* Provided data:
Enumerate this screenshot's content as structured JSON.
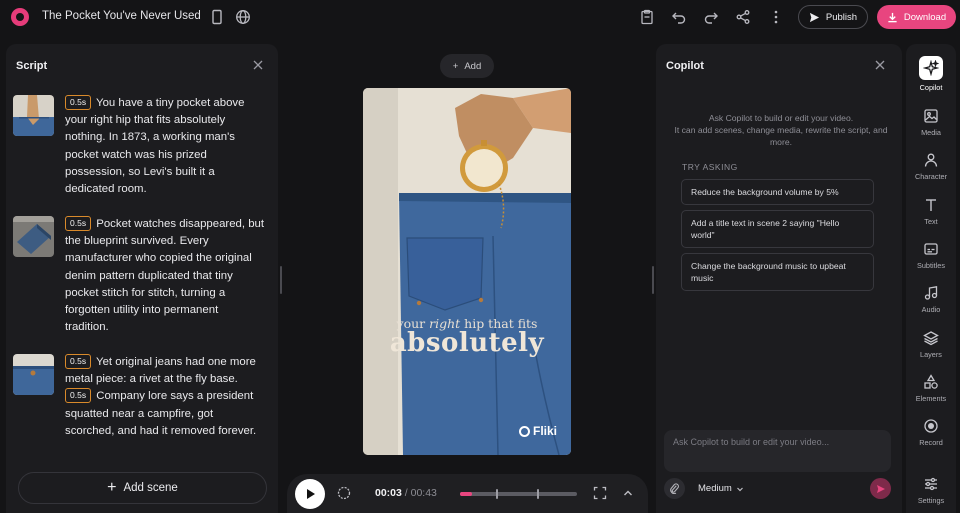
{
  "project": {
    "title": "The Pocket You've Never Used"
  },
  "toolbar": {
    "publish_label": "Publish",
    "download_label": "Download"
  },
  "script_panel": {
    "title": "Script",
    "scenes": [
      {
        "duration": "0.5s",
        "text": "You have a tiny pocket above your right hip that fits absolutely nothing. In 1873, a working man's pocket watch was his prized possession, so Levi's built it a dedicated room."
      },
      {
        "duration": "0.5s",
        "text": "Pocket watches disappeared, but the blueprint survived. Every manufacturer who copied the original denim pattern duplicated that tiny pocket stitch for stitch, turning a forgotten utility into permanent tradition."
      },
      {
        "duration": "0.5s",
        "text": "Yet original jeans had one more metal piece: a rivet at the fly base.",
        "duration2": "0.5s",
        "text2": "Company lore says a president squatted near a campfire, got scorched, and had it removed forever."
      }
    ],
    "add_scene_label": "Add scene"
  },
  "center": {
    "add_label": "Add",
    "caption_line1_a": "your ",
    "caption_line1_b": "right",
    "caption_line1_c": " hip that fits",
    "caption_line2": "absolutely",
    "watermark": "Fliki",
    "player": {
      "current_time": "00:03",
      "separator": "/",
      "total_time": "00:43",
      "progress": 0.1
    }
  },
  "copilot": {
    "title": "Copilot",
    "intro_line1": "Ask Copilot to build or edit your video.",
    "intro_line2": "It can add scenes, change media, rewrite the script, and more.",
    "try_asking_label": "TRY ASKING",
    "suggestions": [
      "Reduce the background volume by 5%",
      "Add a title text in scene 2 saying \"Hello world\"",
      "Change the background music to upbeat music"
    ],
    "input_placeholder": "Ask Copilot to build or edit your video...",
    "quality": "Medium"
  },
  "rail": {
    "items": [
      {
        "label": "Copilot",
        "icon": "sparkles-icon"
      },
      {
        "label": "Media",
        "icon": "image-icon"
      },
      {
        "label": "Character",
        "icon": "person-icon"
      },
      {
        "label": "Text",
        "icon": "text-icon"
      },
      {
        "label": "Subtitles",
        "icon": "subtitles-icon"
      },
      {
        "label": "Audio",
        "icon": "music-note-icon"
      },
      {
        "label": "Layers",
        "icon": "layers-icon"
      },
      {
        "label": "Elements",
        "icon": "shapes-icon"
      },
      {
        "label": "Record",
        "icon": "record-icon"
      },
      {
        "label": "Settings",
        "icon": "sliders-icon"
      }
    ]
  },
  "colors": {
    "accent": "#e8457f",
    "duration_badge": "#d98a2b",
    "background": "#141416",
    "panel": "#1c1c1f"
  }
}
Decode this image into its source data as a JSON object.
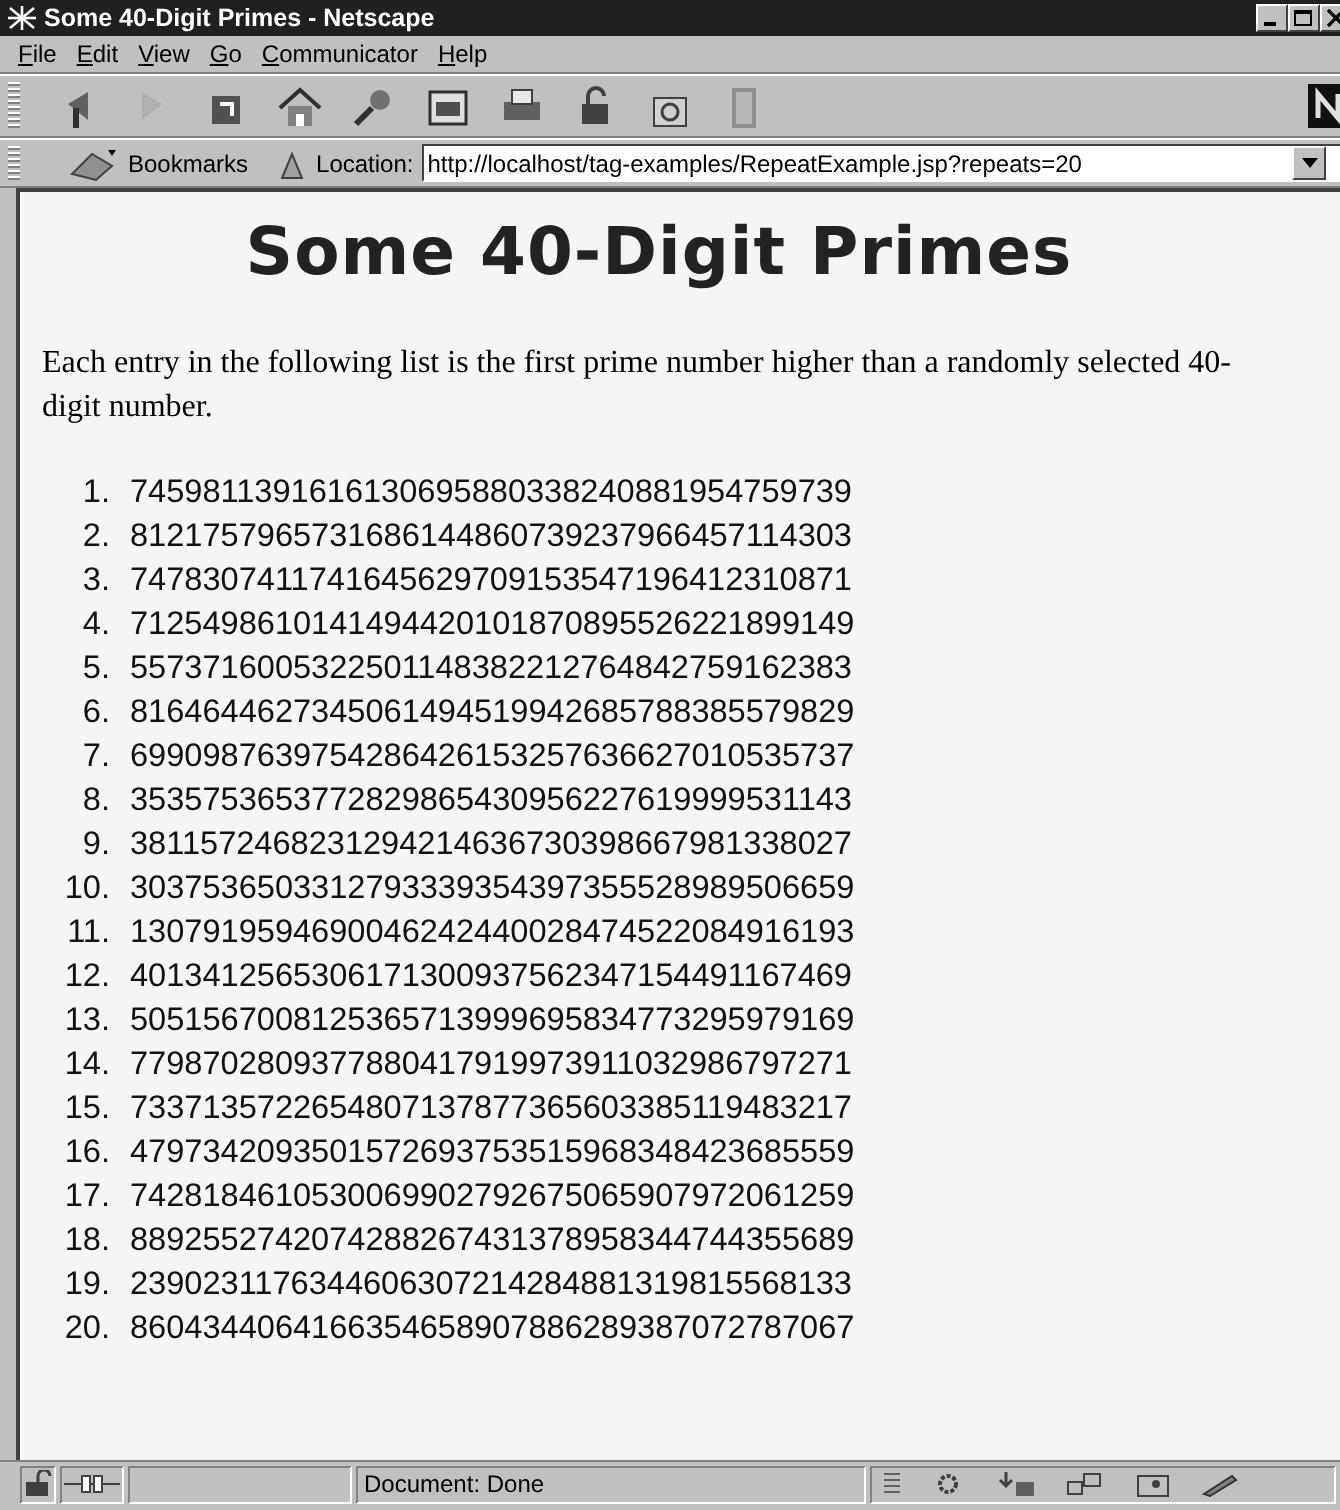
{
  "window": {
    "title": "Some 40-Digit Primes - Netscape"
  },
  "menu": [
    "File",
    "Edit",
    "View",
    "Go",
    "Communicator",
    "Help"
  ],
  "location_bar": {
    "bookmarks": "Bookmarks",
    "label": "Location:",
    "url": "http://localhost/tag-examples/RepeatExample.jsp?repeats=20"
  },
  "page": {
    "heading": "Some 40-Digit Primes",
    "intro": "Each entry in the following list is the first prime number higher than a randomly selected 40-digit number.",
    "primes": [
      {
        "number": "1.",
        "value": "7459811391616130695880338240881954759739"
      },
      {
        "number": "2.",
        "value": "8121757965731686144860739237966457114303"
      },
      {
        "number": "3.",
        "value": "7478307411741645629709153547196412310871"
      },
      {
        "number": "4.",
        "value": "7125498610141494420101870895526221899149"
      },
      {
        "number": "5.",
        "value": "5573716005322501148382212764842759162383"
      },
      {
        "number": "6.",
        "value": "8164644627345061494519942685788385579829"
      },
      {
        "number": "7.",
        "value": "6990987639754286426153257636627010535737"
      },
      {
        "number": "8.",
        "value": "3535753653772829865430956227619999531143"
      },
      {
        "number": "9.",
        "value": "3811572468231294214636730398667981338027"
      },
      {
        "number": "10.",
        "value": "3037536503312793339354397355528989506659"
      },
      {
        "number": "11.",
        "value": "1307919594690046242440028474522084916193"
      },
      {
        "number": "12.",
        "value": "4013412565306171300937562347154491167469"
      },
      {
        "number": "13.",
        "value": "5051567008125365713999695834773295979169"
      },
      {
        "number": "14.",
        "value": "7798702809377880417919973911032986797271"
      },
      {
        "number": "15.",
        "value": "7337135722654807137877365603385119483217"
      },
      {
        "number": "16.",
        "value": "4797342093501572693753515968348423685559"
      },
      {
        "number": "17.",
        "value": "7428184610530069902792675065907972061259"
      },
      {
        "number": "18.",
        "value": "8892552742074288267431378958344744355689"
      },
      {
        "number": "19.",
        "value": "2390231176344606307214284881319815568133"
      },
      {
        "number": "20.",
        "value": "8604344064166354658907886289387072787067"
      }
    ]
  },
  "status_bar": {
    "text": "Document: Done"
  }
}
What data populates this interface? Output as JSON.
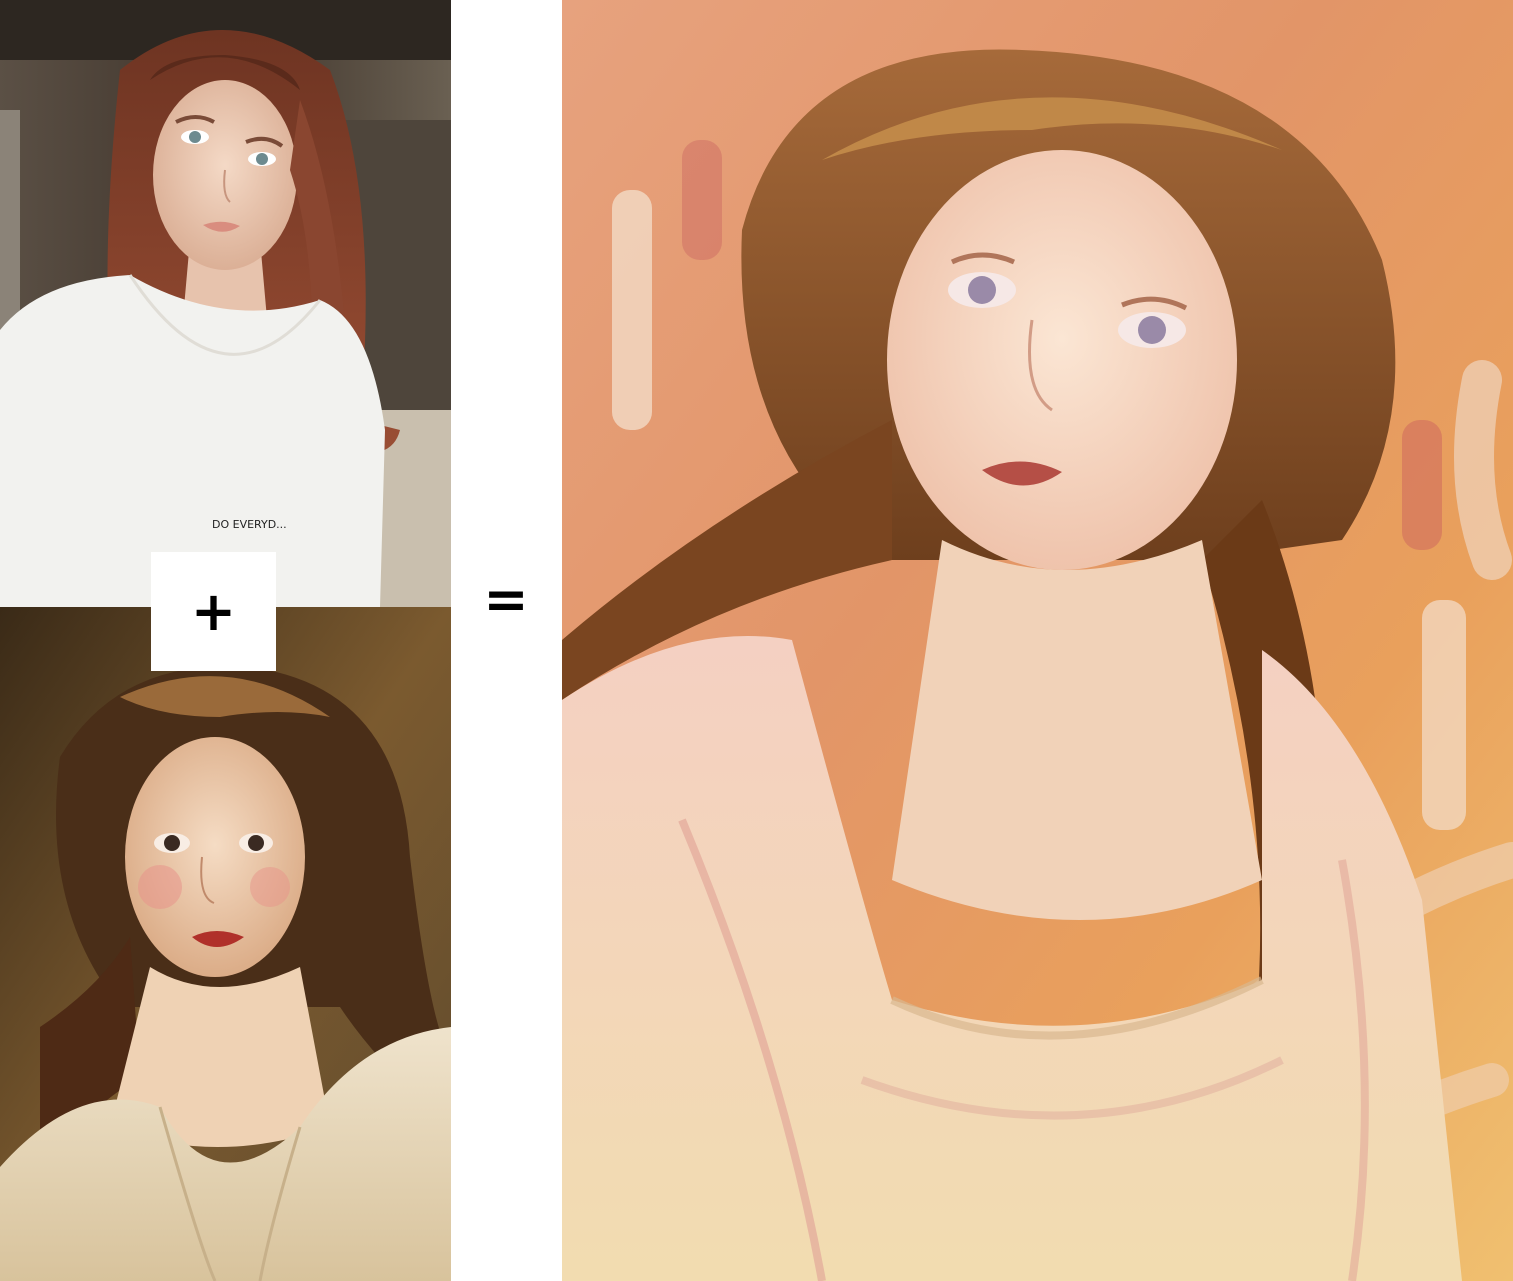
{
  "panels": {
    "photo": {
      "description_id": "reference-photo"
    },
    "painting": {
      "description_id": "original-painting"
    },
    "result": {
      "description_id": "digital-painting"
    }
  },
  "operators": {
    "plus": "+",
    "equals": "="
  },
  "shirt_text": "DO EVERYD...",
  "colors": {
    "background": "#ffffff",
    "operator": "#000000"
  }
}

* Exercise brief: Transcribe the listing in full. Omit the pictures and keep every line exact.

* Final result:
Enumerate this screenshot's content as structured JSON.
{
  "project": {
    "title": "The Pocket You've Never Used"
  },
  "toolbar": {
    "publish_label": "Publish",
    "download_label": "Download"
  },
  "script_panel": {
    "title": "Script",
    "scenes": [
      {
        "duration": "0.5s",
        "text": "You have a tiny pocket above your right hip that fits absolutely nothing. In 1873, a working man's pocket watch was his prized possession, so Levi's built it a dedicated room."
      },
      {
        "duration": "0.5s",
        "text": "Pocket watches disappeared, but the blueprint survived. Every manufacturer who copied the original denim pattern duplicated that tiny pocket stitch for stitch, turning a forgotten utility into permanent tradition."
      },
      {
        "duration": "0.5s",
        "text": "Yet original jeans had one more metal piece: a rivet at the fly base.",
        "duration2": "0.5s",
        "text2": "Company lore says a president squatted near a campfire, got scorched, and had it removed forever."
      }
    ],
    "add_scene_label": "Add scene"
  },
  "center": {
    "add_label": "Add",
    "caption_line1_a": "your ",
    "caption_line1_b": "right",
    "caption_line1_c": " hip that fits",
    "caption_line2": "absolutely",
    "watermark": "Fliki",
    "player": {
      "current_time": "00:03",
      "separator": "/",
      "total_time": "00:43",
      "progress": 0.1
    }
  },
  "copilot": {
    "title": "Copilot",
    "intro_line1": "Ask Copilot to build or edit your video.",
    "intro_line2": "It can add scenes, change media, rewrite the script, and more.",
    "try_asking_label": "TRY ASKING",
    "suggestions": [
      "Reduce the background volume by 5%",
      "Add a title text in scene 2 saying \"Hello world\"",
      "Change the background music to upbeat music"
    ],
    "input_placeholder": "Ask Copilot to build or edit your video...",
    "quality": "Medium"
  },
  "rail": {
    "items": [
      {
        "label": "Copilot",
        "icon": "sparkles-icon"
      },
      {
        "label": "Media",
        "icon": "image-icon"
      },
      {
        "label": "Character",
        "icon": "person-icon"
      },
      {
        "label": "Text",
        "icon": "text-icon"
      },
      {
        "label": "Subtitles",
        "icon": "subtitles-icon"
      },
      {
        "label": "Audio",
        "icon": "music-note-icon"
      },
      {
        "label": "Layers",
        "icon": "layers-icon"
      },
      {
        "label": "Elements",
        "icon": "shapes-icon"
      },
      {
        "label": "Record",
        "icon": "record-icon"
      },
      {
        "label": "Settings",
        "icon": "sliders-icon"
      }
    ]
  },
  "colors": {
    "accent": "#e8457f",
    "duration_badge": "#d98a2b",
    "background": "#141416",
    "panel": "#1c1c1f"
  }
}
Decode this image into its source data as a JSON object.
{
  "window": {
    "title": "Some 40-Digit Primes - Netscape"
  },
  "menu": [
    "File",
    "Edit",
    "View",
    "Go",
    "Communicator",
    "Help"
  ],
  "location_bar": {
    "bookmarks": "Bookmarks",
    "label": "Location:",
    "url": "http://localhost/tag-examples/RepeatExample.jsp?repeats=20"
  },
  "page": {
    "heading": "Some 40-Digit Primes",
    "intro": "Each entry in the following list is the first prime number higher than a randomly selected 40-digit number.",
    "primes": [
      {
        "number": "1.",
        "value": "7459811391616130695880338240881954759739"
      },
      {
        "number": "2.",
        "value": "8121757965731686144860739237966457114303"
      },
      {
        "number": "3.",
        "value": "7478307411741645629709153547196412310871"
      },
      {
        "number": "4.",
        "value": "7125498610141494420101870895526221899149"
      },
      {
        "number": "5.",
        "value": "5573716005322501148382212764842759162383"
      },
      {
        "number": "6.",
        "value": "8164644627345061494519942685788385579829"
      },
      {
        "number": "7.",
        "value": "6990987639754286426153257636627010535737"
      },
      {
        "number": "8.",
        "value": "3535753653772829865430956227619999531143"
      },
      {
        "number": "9.",
        "value": "3811572468231294214636730398667981338027"
      },
      {
        "number": "10.",
        "value": "3037536503312793339354397355528989506659"
      },
      {
        "number": "11.",
        "value": "1307919594690046242440028474522084916193"
      },
      {
        "number": "12.",
        "value": "4013412565306171300937562347154491167469"
      },
      {
        "number": "13.",
        "value": "5051567008125365713999695834773295979169"
      },
      {
        "number": "14.",
        "value": "7798702809377880417919973911032986797271"
      },
      {
        "number": "15.",
        "value": "7337135722654807137877365603385119483217"
      },
      {
        "number": "16.",
        "value": "4797342093501572693753515968348423685559"
      },
      {
        "number": "17.",
        "value": "7428184610530069902792675065907972061259"
      },
      {
        "number": "18.",
        "value": "8892552742074288267431378958344744355689"
      },
      {
        "number": "19.",
        "value": "2390231176344606307214284881319815568133"
      },
      {
        "number": "20.",
        "value": "8604344064166354658907886289387072787067"
      }
    ]
  },
  "status_bar": {
    "text": "Document: Done"
  }
}
What data populates this interface? Output as JSON.
{
  "panels": {
    "photo": {
      "description_id": "reference-photo"
    },
    "painting": {
      "description_id": "original-painting"
    },
    "result": {
      "description_id": "digital-painting"
    }
  },
  "operators": {
    "plus": "+",
    "equals": "="
  },
  "shirt_text": "DO EVERYD...",
  "colors": {
    "background": "#ffffff",
    "operator": "#000000"
  }
}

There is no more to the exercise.